Look for "selected" in the listing below. Gather each line that contains it.

========================

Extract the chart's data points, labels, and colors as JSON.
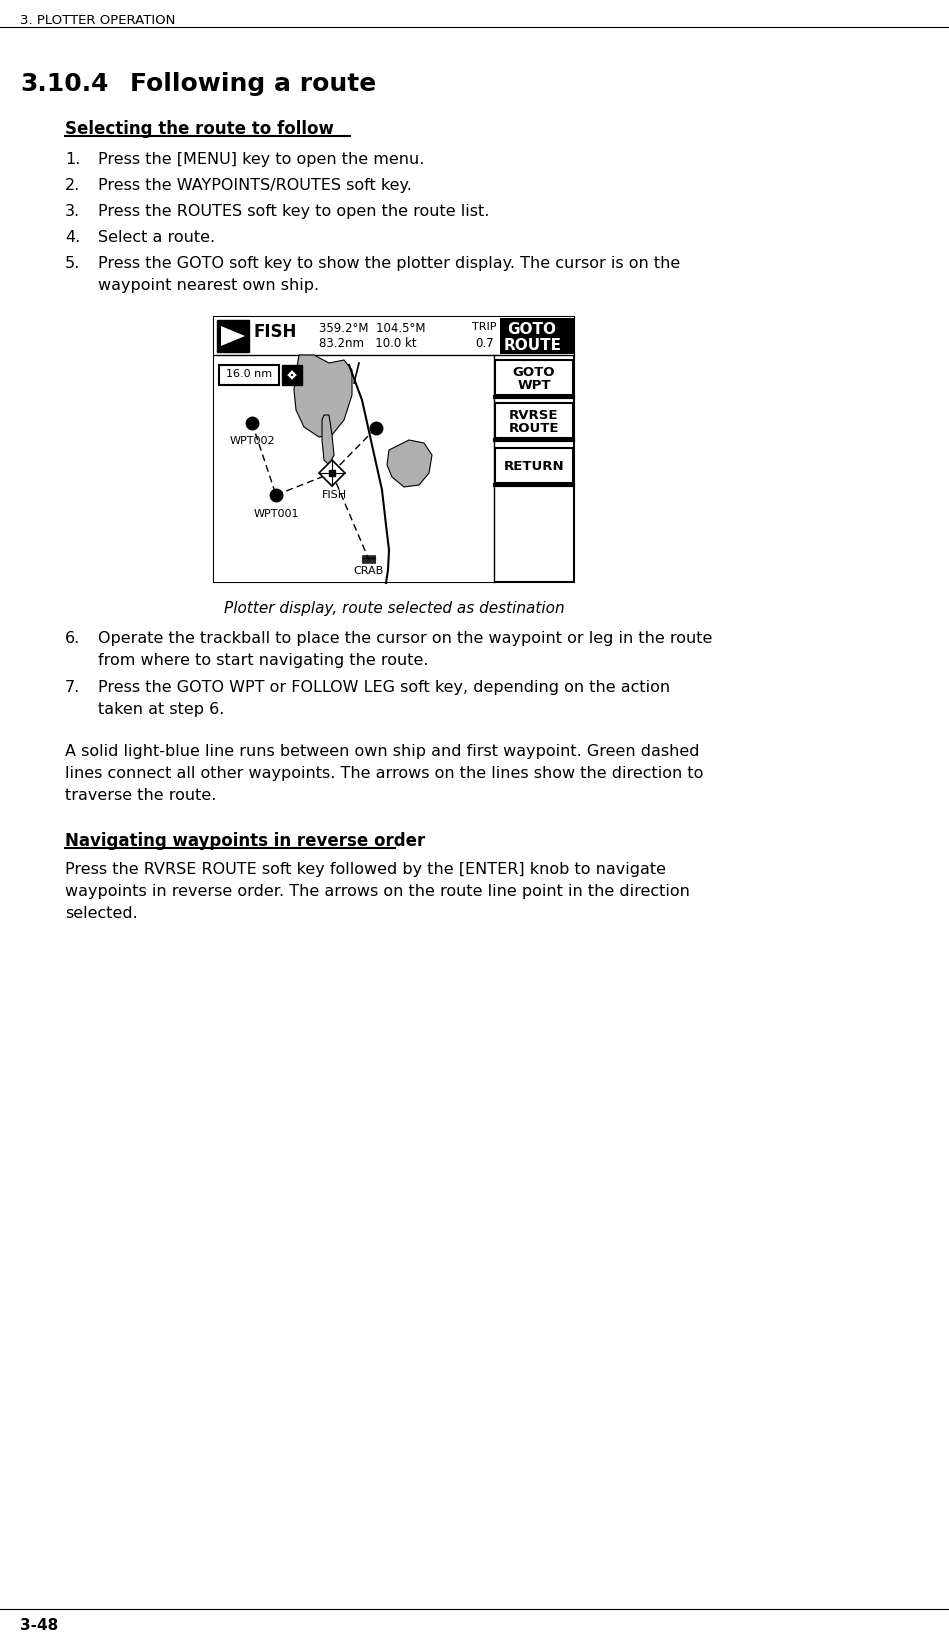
{
  "page_header": "3. PLOTTER OPERATION",
  "section_number": "3.10.4",
  "section_title": "Following a route",
  "subsection1_title": "Selecting the route to follow",
  "step1": "Press the [MENU] key to open the menu.",
  "step2": "Press the WAYPOINTS/ROUTES soft key.",
  "step3": "Press the ROUTES soft key to open the route list.",
  "step4": "Select a route.",
  "step5a": "Press the GOTO soft key to show the plotter display. The cursor is on the",
  "step5b": "waypoint nearest own ship.",
  "figure_caption": "Plotter display, route selected as destination",
  "step6a": "Operate the trackball to place the cursor on the waypoint or leg in the route",
  "step6b": "from where to start navigating the route.",
  "step7a": "Press the GOTO WPT or FOLLOW LEG soft key, depending on the action",
  "step7b": "taken at step 6.",
  "para1a": "A solid light-blue line runs between own ship and first waypoint. Green dashed",
  "para1b": "lines connect all other waypoints. The arrows on the lines show the direction to",
  "para1c": "traverse the route.",
  "subsection2_title": "Navigating waypoints in reverse order",
  "para2a": "Press the RVRSE ROUTE soft key followed by the [ENTER] knob to navigate",
  "para2b": "waypoints in reverse order. The arrows on the route line point in the direction",
  "para2c": "selected.",
  "page_footer": "3-48",
  "bg_color": "#ffffff",
  "text_color": "#000000"
}
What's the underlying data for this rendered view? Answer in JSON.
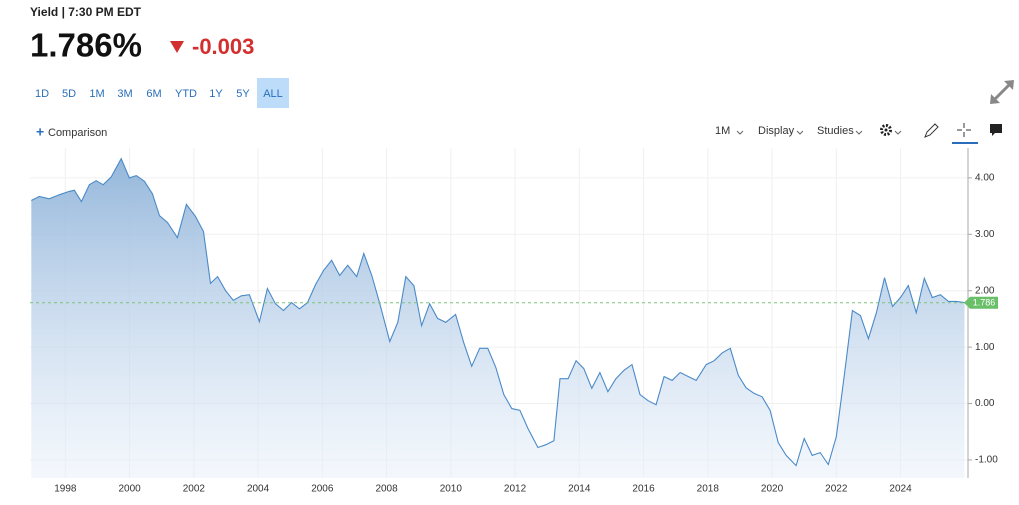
{
  "header": {
    "label": "Yield | 7:30 PM EDT",
    "price": "1.786%",
    "change": "-0.003"
  },
  "ranges": [
    "1D",
    "5D",
    "1M",
    "3M",
    "6M",
    "YTD",
    "1Y",
    "5Y",
    "ALL"
  ],
  "active_range": 8,
  "toolbar": {
    "comparison": "Comparison",
    "interval": "1M",
    "display": "Display",
    "studies": "Studies"
  },
  "chart_data": {
    "type": "area",
    "color": "#4a8ac8",
    "x": [
      1996.94,
      1997.19,
      1997.5,
      1997.81,
      1998.12,
      1998.28,
      1998.5,
      1998.75,
      1998.96,
      1999.18,
      1999.43,
      1999.74,
      1999.99,
      2000.21,
      2000.46,
      2000.71,
      2000.93,
      2001.18,
      2001.49,
      2001.77,
      2002.05,
      2002.3,
      2002.52,
      2002.74,
      2002.99,
      2003.23,
      2003.48,
      2003.73,
      2004.04,
      2004.29,
      2004.54,
      2004.79,
      2005.04,
      2005.29,
      2005.54,
      2005.79,
      2006.04,
      2006.29,
      2006.54,
      2006.79,
      2007.07,
      2007.29,
      2007.54,
      2007.79,
      2008.1,
      2008.35,
      2008.6,
      2008.85,
      2009.09,
      2009.34,
      2009.59,
      2009.84,
      2010.15,
      2010.4,
      2010.65,
      2010.9,
      2011.15,
      2011.4,
      2011.65,
      2011.9,
      2012.15,
      2012.4,
      2012.71,
      2012.96,
      2013.21,
      2013.4,
      2013.65,
      2013.9,
      2014.14,
      2014.39,
      2014.64,
      2014.89,
      2015.14,
      2015.39,
      2015.64,
      2015.89,
      2016.14,
      2016.39,
      2016.64,
      2016.89,
      2017.14,
      2017.39,
      2017.64,
      2017.95,
      2018.2,
      2018.45,
      2018.7,
      2018.95,
      2019.19,
      2019.44,
      2019.69,
      2019.94,
      2020.19,
      2020.44,
      2020.75,
      2021.0,
      2021.25,
      2021.5,
      2021.75,
      2022.0,
      2022.25,
      2022.5,
      2022.75,
      2023.0,
      2023.25,
      2023.5,
      2023.75,
      2024.0,
      2024.24,
      2024.49,
      2024.74,
      2024.99,
      2025.24,
      2025.49,
      2025.74,
      2025.99
    ],
    "values": [
      3.6,
      3.67,
      3.63,
      3.7,
      3.76,
      3.78,
      3.58,
      3.88,
      3.95,
      3.88,
      4.02,
      4.34,
      4.0,
      4.04,
      3.94,
      3.72,
      3.33,
      3.21,
      2.94,
      3.53,
      3.32,
      3.05,
      2.13,
      2.25,
      2.0,
      1.83,
      1.91,
      1.93,
      1.45,
      2.04,
      1.77,
      1.65,
      1.79,
      1.68,
      1.79,
      2.11,
      2.36,
      2.54,
      2.27,
      2.45,
      2.25,
      2.66,
      2.27,
      1.77,
      1.1,
      1.44,
      2.25,
      2.09,
      1.38,
      1.77,
      1.51,
      1.44,
      1.58,
      1.08,
      0.66,
      0.98,
      0.98,
      0.64,
      0.16,
      -0.09,
      -0.12,
      -0.44,
      -0.78,
      -0.73,
      -0.66,
      0.44,
      0.44,
      0.76,
      0.62,
      0.27,
      0.55,
      0.21,
      0.44,
      0.59,
      0.69,
      0.16,
      0.05,
      -0.02,
      0.48,
      0.41,
      0.55,
      0.48,
      0.41,
      0.69,
      0.76,
      0.9,
      0.98,
      0.5,
      0.28,
      0.18,
      0.12,
      -0.12,
      -0.69,
      -0.92,
      -1.1,
      -0.62,
      -0.92,
      -0.87,
      -1.08,
      -0.59,
      0.5,
      1.65,
      1.56,
      1.15,
      1.61,
      2.23,
      1.72,
      1.88,
      2.09,
      1.61,
      2.22,
      1.88,
      1.93,
      1.81,
      1.81,
      1.79
    ],
    "xlim": [
      1996.9,
      2026.1
    ],
    "xticks": [
      1998,
      2000,
      2002,
      2004,
      2006,
      2008,
      2010,
      2012,
      2014,
      2016,
      2018,
      2020,
      2022,
      2024
    ],
    "ylim": [
      -1.32,
      4.53
    ],
    "yticks": [
      {
        "value": 4,
        "label": "4.00"
      },
      {
        "value": 3,
        "label": "3.00"
      },
      {
        "value": 2,
        "label": "2.00"
      },
      {
        "value": 1,
        "label": "1.00"
      },
      {
        "value": 0,
        "label": "0.00"
      },
      {
        "value": -1,
        "label": "-1.00"
      }
    ],
    "last_value": 1.786,
    "grid": true
  }
}
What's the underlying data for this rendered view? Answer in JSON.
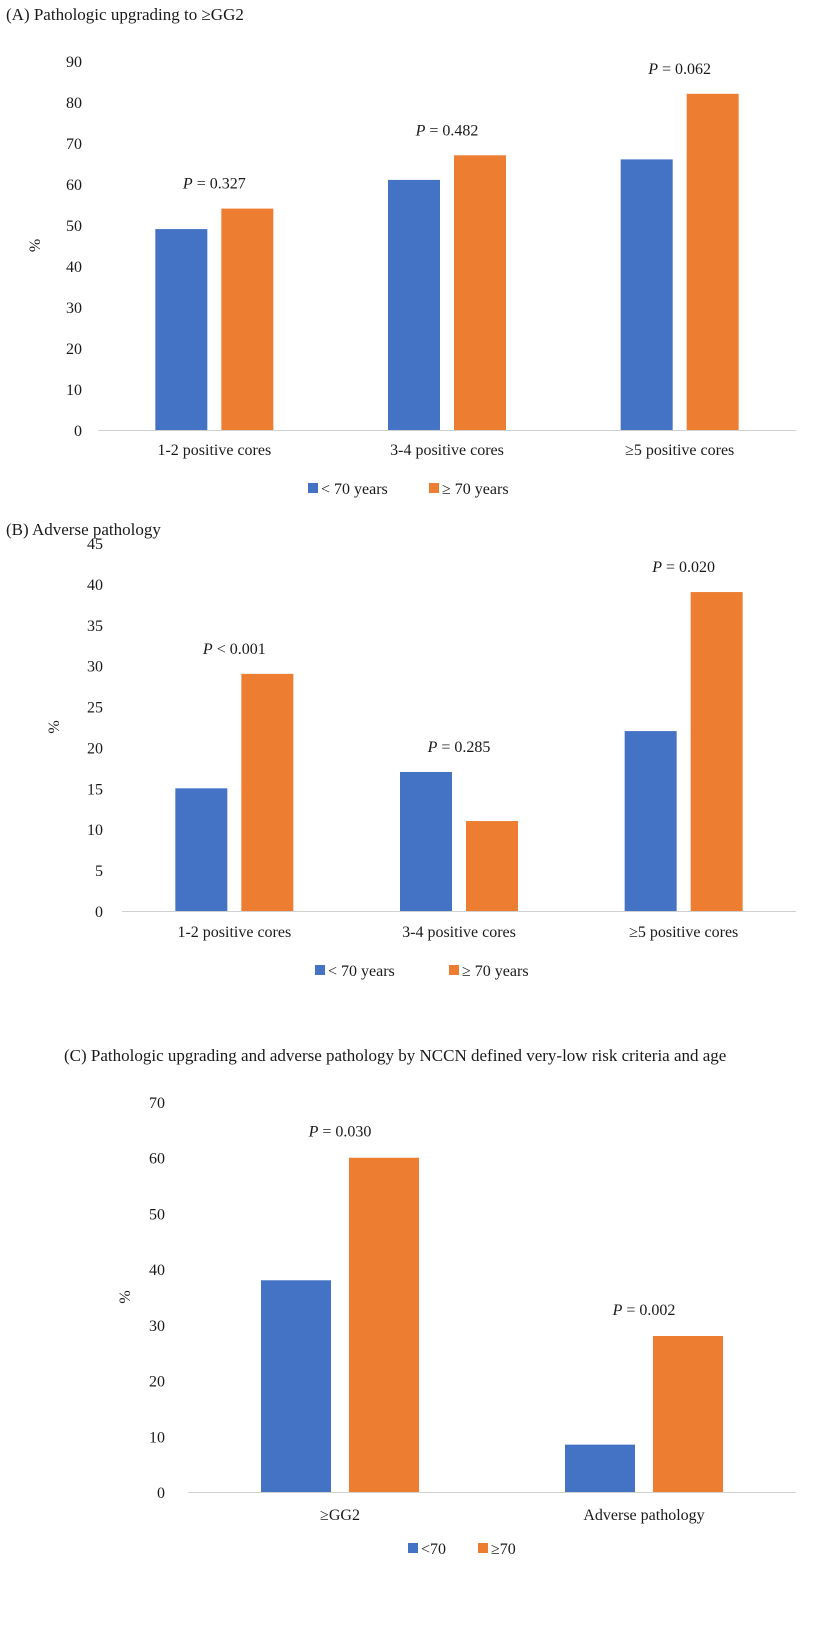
{
  "chart_data": [
    {
      "type": "bar",
      "title": "(A) Pathologic upgrading to ≥GG2",
      "ylabel": "%",
      "ylim": [
        0,
        90
      ],
      "yticks": [
        0,
        10,
        20,
        30,
        40,
        50,
        60,
        70,
        80,
        90
      ],
      "categories": [
        "1-2 positive cores",
        "3-4 positive cores",
        "≥5 positive cores"
      ],
      "series": [
        {
          "name": "< 70 years",
          "color": "#4472C4",
          "values": [
            49,
            61,
            66
          ]
        },
        {
          "name": "≥ 70 years",
          "color": "#ED7D31",
          "values": [
            54,
            67,
            82
          ]
        }
      ],
      "annotations": [
        {
          "prefix": "P",
          "text": " = 0.327"
        },
        {
          "prefix": "P",
          "text": " = 0.482"
        },
        {
          "prefix": "P",
          "text": " = 0.062"
        }
      ],
      "grid": false,
      "legend": "bottom"
    },
    {
      "type": "bar",
      "title": "(B) Adverse pathology",
      "ylabel": "%",
      "ylim": [
        0,
        45
      ],
      "yticks": [
        0,
        5,
        10,
        15,
        20,
        25,
        30,
        35,
        40,
        45
      ],
      "categories": [
        "1-2 positive cores",
        "3-4 positive cores",
        "≥5 positive cores"
      ],
      "series": [
        {
          "name": "< 70 years",
          "color": "#4472C4",
          "values": [
            15,
            17,
            22
          ]
        },
        {
          "name": "≥ 70 years",
          "color": "#ED7D31",
          "values": [
            29,
            11,
            39
          ]
        }
      ],
      "annotations": [
        {
          "prefix": "P",
          "text": " < 0.001"
        },
        {
          "prefix": "P",
          "text": " = 0.285"
        },
        {
          "prefix": "P",
          "text": " = 0.020"
        }
      ],
      "grid": false,
      "legend": "bottom"
    },
    {
      "type": "bar",
      "title": "(C) Pathologic upgrading and adverse pathology by NCCN defined very-low risk criteria and age",
      "ylabel": "%",
      "ylim": [
        0,
        70
      ],
      "yticks": [
        0,
        10,
        20,
        30,
        40,
        50,
        60,
        70
      ],
      "categories": [
        "≥GG2",
        "Adverse pathology"
      ],
      "series": [
        {
          "name": "<70",
          "color": "#4472C4",
          "values": [
            38,
            8.5
          ]
        },
        {
          "name": "≥70",
          "color": "#ED7D31",
          "values": [
            60,
            28
          ]
        }
      ],
      "annotations": [
        {
          "prefix": "P",
          "text": " = 0.030"
        },
        {
          "prefix": "P",
          "text": " = 0.002"
        }
      ],
      "grid": false,
      "legend": "bottom"
    }
  ]
}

========================

### [The solution]
  "figure_caption": "Plotter display, route selected as destination",
  "para2c": "selected.",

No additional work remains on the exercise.